Required task — Check the listing below for lines with the word "https" and say how many there are, with nothing but the number.

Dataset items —
◇ ◇ ◇ ◇ ◇

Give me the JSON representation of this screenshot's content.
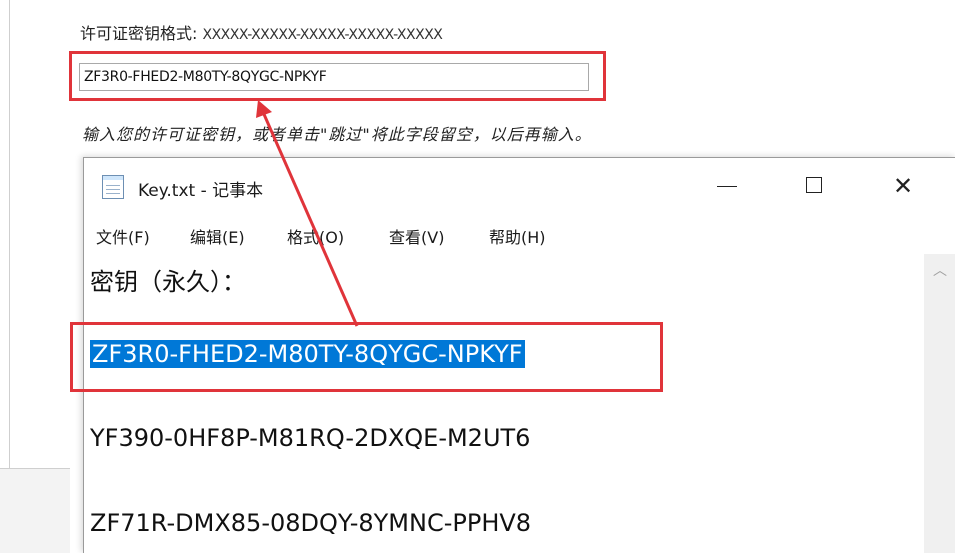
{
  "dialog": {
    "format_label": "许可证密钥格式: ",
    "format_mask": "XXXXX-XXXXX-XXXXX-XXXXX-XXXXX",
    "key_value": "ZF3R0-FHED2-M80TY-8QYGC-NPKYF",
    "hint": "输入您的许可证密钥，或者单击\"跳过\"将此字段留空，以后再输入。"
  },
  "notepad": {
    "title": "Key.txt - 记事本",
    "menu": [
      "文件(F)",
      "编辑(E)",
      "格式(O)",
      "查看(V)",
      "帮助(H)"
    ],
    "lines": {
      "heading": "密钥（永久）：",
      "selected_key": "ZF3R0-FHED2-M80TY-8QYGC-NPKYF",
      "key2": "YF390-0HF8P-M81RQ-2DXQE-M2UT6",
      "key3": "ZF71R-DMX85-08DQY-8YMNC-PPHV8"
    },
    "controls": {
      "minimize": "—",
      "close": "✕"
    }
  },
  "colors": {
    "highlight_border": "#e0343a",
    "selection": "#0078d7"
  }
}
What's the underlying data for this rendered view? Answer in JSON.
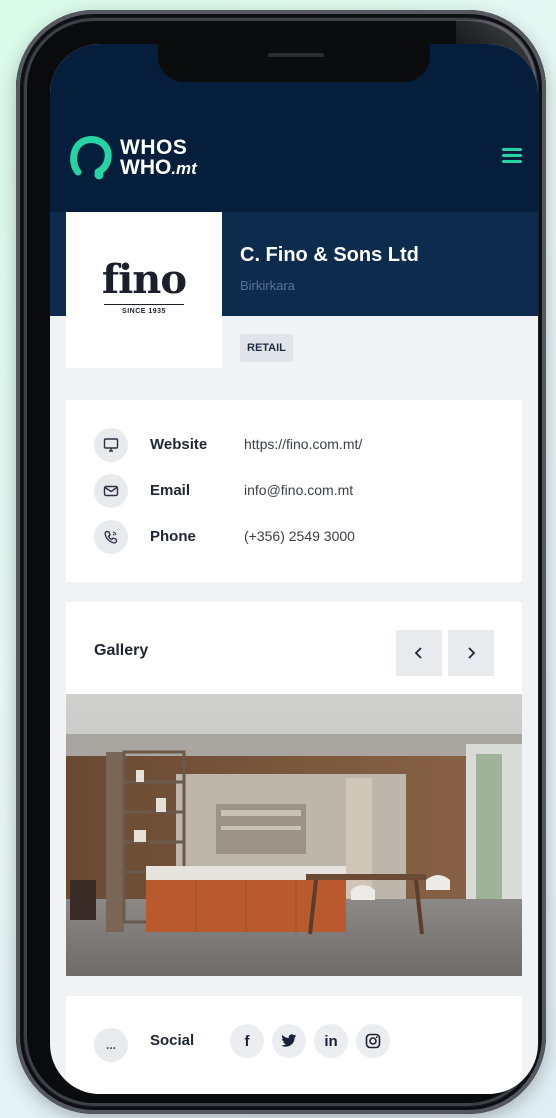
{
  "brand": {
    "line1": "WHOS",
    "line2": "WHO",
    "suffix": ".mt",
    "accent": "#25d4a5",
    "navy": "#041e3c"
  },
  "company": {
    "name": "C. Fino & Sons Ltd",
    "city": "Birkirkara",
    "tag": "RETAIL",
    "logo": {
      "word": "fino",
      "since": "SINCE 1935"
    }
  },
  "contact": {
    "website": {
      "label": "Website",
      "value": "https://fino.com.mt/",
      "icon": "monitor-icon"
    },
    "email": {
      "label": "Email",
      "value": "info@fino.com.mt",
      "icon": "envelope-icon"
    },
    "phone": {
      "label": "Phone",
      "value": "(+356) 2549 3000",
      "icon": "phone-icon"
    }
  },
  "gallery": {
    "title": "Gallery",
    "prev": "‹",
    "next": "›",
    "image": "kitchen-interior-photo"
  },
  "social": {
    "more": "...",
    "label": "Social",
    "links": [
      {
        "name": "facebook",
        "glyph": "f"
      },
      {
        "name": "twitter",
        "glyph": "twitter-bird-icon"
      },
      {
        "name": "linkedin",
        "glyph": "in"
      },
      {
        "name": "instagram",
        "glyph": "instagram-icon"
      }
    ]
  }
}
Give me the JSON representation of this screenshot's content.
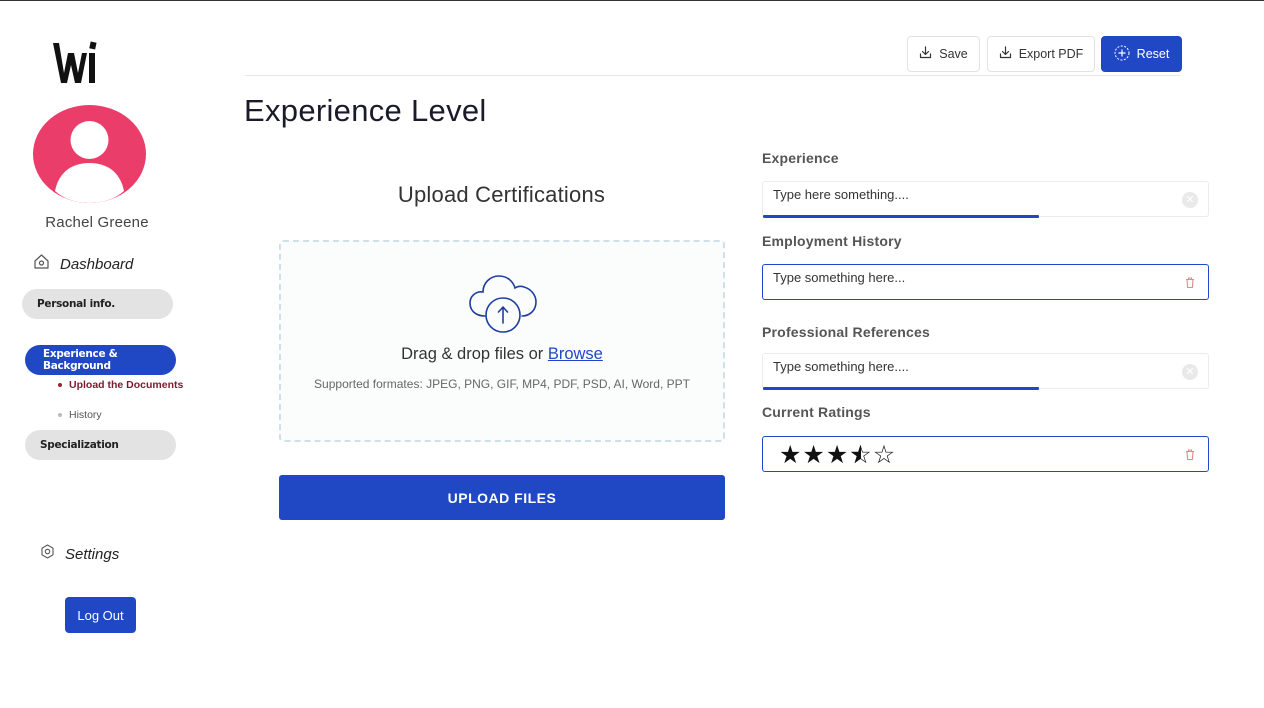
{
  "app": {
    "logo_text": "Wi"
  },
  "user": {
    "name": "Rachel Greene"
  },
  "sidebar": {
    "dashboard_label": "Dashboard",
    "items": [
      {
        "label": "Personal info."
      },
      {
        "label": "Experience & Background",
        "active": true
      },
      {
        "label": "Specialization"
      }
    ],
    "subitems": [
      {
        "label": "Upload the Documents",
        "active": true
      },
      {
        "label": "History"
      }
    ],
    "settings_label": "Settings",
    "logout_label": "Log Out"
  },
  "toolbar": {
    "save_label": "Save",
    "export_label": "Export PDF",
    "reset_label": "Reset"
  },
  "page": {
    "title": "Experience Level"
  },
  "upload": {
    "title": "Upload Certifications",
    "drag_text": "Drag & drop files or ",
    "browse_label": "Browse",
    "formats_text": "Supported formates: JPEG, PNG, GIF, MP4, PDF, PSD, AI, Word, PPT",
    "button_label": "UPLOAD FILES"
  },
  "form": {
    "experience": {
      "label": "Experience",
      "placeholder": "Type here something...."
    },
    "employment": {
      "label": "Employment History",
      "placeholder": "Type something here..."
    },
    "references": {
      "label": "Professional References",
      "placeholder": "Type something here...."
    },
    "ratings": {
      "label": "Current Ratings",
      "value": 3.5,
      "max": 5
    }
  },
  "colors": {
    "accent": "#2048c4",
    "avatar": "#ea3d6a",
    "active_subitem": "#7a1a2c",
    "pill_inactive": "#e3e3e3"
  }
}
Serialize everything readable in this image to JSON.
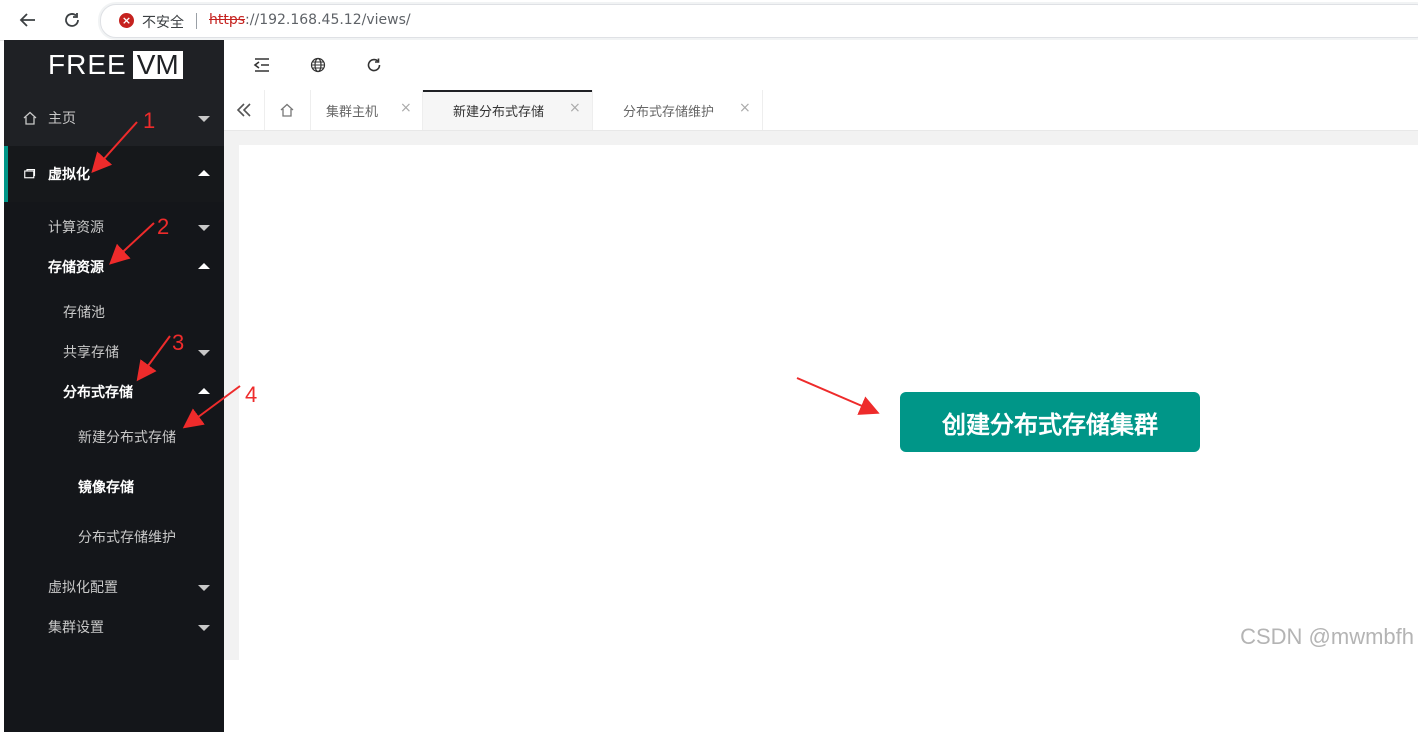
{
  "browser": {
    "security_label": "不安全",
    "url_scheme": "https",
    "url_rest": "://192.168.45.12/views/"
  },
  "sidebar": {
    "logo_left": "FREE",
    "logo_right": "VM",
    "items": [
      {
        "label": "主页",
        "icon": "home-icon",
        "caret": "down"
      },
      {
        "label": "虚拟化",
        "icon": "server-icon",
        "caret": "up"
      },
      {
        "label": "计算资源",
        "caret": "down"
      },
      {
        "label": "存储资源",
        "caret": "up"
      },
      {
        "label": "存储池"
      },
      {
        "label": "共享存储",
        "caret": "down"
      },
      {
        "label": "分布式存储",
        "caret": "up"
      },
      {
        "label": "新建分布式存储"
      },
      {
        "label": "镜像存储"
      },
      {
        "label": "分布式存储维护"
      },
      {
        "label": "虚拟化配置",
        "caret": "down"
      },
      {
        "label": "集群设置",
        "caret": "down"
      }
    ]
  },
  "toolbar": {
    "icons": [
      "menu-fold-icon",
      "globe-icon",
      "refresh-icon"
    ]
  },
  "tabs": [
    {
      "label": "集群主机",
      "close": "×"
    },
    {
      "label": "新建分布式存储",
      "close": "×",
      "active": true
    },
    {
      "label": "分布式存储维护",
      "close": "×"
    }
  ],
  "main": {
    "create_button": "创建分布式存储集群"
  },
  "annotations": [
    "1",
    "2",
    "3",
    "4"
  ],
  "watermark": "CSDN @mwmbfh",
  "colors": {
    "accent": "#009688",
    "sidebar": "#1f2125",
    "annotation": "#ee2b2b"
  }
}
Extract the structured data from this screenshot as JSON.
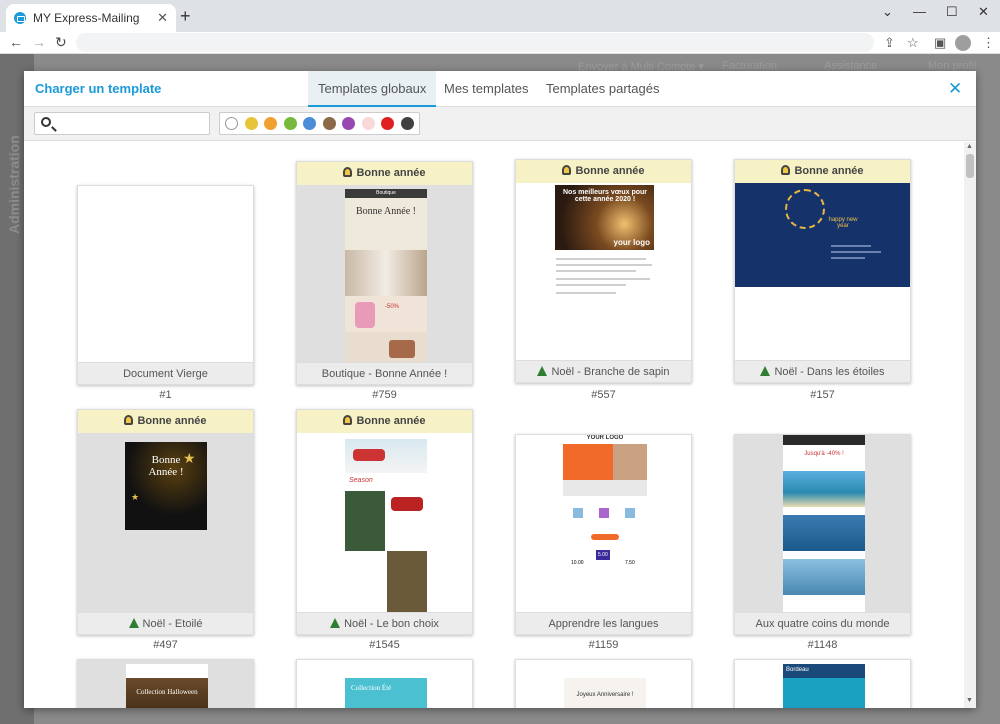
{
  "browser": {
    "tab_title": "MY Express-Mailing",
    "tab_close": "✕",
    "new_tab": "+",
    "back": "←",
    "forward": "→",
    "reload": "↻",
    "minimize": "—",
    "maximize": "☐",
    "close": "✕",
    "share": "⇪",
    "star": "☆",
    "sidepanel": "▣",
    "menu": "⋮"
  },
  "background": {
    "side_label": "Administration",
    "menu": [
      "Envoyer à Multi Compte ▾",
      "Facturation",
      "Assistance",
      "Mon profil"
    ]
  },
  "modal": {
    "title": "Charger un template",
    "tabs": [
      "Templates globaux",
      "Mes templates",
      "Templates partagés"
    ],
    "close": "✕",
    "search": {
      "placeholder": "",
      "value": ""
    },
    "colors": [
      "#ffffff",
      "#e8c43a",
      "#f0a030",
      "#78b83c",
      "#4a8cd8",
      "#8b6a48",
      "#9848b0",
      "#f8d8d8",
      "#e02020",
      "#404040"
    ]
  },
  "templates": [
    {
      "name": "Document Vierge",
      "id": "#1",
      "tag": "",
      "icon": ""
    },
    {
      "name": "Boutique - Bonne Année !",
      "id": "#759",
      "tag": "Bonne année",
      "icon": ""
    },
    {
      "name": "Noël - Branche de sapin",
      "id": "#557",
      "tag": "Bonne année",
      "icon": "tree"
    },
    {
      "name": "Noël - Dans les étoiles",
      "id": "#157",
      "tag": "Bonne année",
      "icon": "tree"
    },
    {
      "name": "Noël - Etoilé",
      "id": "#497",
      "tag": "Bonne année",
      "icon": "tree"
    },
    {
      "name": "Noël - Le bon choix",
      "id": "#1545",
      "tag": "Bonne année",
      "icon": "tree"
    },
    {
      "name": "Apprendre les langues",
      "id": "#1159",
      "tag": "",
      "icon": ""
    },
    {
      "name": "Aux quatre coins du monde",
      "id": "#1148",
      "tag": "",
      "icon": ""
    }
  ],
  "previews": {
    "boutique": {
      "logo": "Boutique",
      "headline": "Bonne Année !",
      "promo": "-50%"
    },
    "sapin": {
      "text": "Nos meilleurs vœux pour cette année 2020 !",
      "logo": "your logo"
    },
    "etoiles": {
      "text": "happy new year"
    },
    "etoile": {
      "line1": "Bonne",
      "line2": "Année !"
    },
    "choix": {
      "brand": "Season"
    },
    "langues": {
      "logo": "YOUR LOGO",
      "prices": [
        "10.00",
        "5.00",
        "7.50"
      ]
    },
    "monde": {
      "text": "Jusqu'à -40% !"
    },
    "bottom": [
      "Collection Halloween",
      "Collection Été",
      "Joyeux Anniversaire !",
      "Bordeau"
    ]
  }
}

◇ ◇ ◇ ◇ ◇

Solution below — 2